_What you are asked to do_
Extract the lines that hold the string "studied".

** start Data **

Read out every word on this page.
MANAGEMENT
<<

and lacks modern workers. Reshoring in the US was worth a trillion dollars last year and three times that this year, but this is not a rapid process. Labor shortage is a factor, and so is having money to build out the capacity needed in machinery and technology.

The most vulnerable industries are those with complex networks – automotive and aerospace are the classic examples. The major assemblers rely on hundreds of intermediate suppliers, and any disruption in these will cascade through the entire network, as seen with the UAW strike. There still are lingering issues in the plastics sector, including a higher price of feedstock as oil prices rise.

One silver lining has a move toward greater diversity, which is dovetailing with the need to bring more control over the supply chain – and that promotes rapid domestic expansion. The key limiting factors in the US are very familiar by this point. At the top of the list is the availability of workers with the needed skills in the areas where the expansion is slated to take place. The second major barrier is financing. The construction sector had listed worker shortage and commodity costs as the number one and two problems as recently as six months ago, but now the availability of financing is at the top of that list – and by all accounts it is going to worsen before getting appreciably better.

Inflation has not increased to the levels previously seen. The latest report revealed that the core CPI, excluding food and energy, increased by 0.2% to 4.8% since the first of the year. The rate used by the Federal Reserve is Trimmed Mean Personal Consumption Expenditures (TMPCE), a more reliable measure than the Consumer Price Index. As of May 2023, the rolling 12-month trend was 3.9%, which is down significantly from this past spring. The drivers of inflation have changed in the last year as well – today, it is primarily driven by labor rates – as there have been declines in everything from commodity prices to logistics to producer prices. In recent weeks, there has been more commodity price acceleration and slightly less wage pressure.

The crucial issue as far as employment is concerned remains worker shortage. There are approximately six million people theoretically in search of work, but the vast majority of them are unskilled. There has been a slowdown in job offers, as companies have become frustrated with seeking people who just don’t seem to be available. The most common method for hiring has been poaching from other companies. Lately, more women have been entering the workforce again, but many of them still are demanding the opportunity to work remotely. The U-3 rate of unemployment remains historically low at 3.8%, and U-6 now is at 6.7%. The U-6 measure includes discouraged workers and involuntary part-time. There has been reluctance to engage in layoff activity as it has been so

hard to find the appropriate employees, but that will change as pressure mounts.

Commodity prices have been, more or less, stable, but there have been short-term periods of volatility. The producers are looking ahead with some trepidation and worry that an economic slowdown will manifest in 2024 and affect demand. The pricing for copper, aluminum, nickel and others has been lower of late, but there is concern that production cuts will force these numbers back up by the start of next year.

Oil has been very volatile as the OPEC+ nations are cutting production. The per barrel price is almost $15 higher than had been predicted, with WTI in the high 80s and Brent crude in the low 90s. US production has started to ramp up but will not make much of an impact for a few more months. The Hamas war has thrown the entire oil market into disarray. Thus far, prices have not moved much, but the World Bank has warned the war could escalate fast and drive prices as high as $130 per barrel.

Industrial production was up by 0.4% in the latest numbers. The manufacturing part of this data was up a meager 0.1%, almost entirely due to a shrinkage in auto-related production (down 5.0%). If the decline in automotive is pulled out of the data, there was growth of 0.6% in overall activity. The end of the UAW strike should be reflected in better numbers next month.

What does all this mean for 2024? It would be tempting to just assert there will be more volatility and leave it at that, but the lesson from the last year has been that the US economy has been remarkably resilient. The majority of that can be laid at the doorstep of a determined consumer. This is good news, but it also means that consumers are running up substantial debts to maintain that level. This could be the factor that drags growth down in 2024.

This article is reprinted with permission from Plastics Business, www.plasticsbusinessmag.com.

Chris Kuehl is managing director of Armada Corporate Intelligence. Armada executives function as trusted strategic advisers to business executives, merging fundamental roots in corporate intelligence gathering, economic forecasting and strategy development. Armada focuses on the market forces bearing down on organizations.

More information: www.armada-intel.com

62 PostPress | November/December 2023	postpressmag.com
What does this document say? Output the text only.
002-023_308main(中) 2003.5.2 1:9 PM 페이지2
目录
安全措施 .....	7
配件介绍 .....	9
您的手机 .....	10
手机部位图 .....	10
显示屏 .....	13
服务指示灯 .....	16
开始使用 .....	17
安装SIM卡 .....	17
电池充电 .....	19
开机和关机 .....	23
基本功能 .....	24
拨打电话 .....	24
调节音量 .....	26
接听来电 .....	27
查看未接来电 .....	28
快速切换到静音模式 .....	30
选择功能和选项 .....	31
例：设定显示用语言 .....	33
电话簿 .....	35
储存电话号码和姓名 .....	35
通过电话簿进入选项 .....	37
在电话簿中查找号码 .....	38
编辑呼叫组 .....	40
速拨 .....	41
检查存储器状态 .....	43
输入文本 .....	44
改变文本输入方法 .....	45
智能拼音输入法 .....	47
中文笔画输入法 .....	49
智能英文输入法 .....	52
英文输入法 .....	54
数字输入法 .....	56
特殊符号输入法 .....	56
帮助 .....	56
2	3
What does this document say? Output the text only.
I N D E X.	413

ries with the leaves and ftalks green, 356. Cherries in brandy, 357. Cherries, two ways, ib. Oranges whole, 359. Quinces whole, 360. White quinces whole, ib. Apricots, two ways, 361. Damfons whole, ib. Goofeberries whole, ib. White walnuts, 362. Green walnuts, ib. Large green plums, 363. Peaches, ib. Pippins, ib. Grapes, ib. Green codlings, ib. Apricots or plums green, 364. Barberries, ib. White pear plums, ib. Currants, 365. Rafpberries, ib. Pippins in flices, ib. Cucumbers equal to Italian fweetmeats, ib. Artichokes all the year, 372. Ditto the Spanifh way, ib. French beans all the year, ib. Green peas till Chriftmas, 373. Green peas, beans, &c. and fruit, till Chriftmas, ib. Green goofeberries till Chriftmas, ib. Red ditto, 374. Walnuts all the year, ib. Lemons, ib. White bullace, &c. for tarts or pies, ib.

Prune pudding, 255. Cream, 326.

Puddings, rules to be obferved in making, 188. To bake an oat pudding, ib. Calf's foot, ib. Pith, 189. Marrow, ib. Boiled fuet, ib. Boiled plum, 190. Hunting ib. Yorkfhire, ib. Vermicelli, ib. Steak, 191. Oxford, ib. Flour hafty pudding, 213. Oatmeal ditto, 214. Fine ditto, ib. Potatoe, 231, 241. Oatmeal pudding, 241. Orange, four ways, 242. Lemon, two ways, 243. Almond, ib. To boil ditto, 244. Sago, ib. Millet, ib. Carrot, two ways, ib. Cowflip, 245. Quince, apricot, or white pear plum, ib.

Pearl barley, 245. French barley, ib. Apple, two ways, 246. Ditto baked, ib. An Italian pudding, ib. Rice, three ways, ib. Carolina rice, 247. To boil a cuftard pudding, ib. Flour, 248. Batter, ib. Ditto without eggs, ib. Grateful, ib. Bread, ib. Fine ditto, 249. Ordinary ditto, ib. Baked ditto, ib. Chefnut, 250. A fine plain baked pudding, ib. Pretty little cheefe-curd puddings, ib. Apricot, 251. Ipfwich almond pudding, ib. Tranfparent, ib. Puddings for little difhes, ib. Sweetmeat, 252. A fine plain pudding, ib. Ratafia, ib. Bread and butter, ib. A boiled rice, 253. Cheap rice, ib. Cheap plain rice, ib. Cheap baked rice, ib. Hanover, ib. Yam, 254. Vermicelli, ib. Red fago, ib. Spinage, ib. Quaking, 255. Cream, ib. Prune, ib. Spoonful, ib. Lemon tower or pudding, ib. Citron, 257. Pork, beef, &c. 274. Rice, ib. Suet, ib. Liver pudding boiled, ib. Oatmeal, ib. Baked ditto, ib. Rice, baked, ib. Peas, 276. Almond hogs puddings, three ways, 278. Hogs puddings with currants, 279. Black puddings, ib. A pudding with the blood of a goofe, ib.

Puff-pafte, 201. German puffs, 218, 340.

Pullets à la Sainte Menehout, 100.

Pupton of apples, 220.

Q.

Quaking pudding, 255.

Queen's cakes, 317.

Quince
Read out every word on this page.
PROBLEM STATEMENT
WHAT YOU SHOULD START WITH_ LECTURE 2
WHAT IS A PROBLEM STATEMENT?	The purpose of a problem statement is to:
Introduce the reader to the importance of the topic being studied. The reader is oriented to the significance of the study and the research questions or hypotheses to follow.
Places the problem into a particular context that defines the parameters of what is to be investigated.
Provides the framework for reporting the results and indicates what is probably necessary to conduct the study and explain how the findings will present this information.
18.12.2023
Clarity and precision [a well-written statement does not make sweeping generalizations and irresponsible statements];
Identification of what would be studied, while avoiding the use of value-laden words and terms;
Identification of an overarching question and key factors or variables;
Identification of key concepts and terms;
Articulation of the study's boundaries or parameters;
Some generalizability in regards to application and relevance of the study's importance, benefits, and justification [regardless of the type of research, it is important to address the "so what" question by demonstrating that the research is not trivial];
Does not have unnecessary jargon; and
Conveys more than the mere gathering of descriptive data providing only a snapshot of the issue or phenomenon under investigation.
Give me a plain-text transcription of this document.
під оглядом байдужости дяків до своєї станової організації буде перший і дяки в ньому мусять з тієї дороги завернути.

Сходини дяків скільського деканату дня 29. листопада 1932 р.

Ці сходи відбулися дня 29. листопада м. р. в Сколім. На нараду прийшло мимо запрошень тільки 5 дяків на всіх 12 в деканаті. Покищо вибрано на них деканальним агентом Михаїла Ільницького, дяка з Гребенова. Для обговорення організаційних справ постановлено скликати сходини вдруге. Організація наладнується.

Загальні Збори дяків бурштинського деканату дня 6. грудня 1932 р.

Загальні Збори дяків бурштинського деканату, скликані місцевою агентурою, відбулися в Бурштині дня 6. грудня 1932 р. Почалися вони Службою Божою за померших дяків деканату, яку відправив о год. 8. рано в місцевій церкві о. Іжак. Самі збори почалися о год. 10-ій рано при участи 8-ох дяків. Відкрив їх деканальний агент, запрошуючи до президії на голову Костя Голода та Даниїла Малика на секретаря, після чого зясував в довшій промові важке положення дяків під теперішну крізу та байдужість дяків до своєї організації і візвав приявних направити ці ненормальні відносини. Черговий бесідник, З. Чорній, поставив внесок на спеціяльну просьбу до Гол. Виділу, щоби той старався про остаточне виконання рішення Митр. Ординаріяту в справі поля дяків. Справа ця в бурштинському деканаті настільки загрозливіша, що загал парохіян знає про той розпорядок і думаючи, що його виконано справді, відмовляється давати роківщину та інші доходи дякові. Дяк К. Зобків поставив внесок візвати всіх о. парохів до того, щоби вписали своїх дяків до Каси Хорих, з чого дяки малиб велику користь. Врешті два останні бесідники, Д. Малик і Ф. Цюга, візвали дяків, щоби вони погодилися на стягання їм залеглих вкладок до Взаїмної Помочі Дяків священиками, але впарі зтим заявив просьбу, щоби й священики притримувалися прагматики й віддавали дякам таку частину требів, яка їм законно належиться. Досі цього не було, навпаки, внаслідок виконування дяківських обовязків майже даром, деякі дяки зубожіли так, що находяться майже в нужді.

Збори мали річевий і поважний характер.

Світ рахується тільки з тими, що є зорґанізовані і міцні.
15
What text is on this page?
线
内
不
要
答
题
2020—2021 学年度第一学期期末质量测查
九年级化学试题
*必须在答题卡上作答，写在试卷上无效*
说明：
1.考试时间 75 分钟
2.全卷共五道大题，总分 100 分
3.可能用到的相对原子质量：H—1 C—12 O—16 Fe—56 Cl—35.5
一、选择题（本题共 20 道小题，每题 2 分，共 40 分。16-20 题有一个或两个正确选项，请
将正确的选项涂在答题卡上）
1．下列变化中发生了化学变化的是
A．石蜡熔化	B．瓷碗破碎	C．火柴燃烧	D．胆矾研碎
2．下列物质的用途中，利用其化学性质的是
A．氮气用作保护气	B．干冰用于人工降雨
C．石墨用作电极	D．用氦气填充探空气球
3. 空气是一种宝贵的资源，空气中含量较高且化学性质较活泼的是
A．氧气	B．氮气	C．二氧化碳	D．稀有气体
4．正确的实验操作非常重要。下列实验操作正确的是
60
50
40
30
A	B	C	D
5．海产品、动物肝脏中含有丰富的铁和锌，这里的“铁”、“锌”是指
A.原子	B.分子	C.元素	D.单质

** end Data **

_Solution to this exercise_
Introduce the reader to the importance of the topic being studied. The reader is oriented to the significance of the study and the research questions or hypotheses to follow.
Identification of what would be studied, while avoiding the use of value-laden words and terms;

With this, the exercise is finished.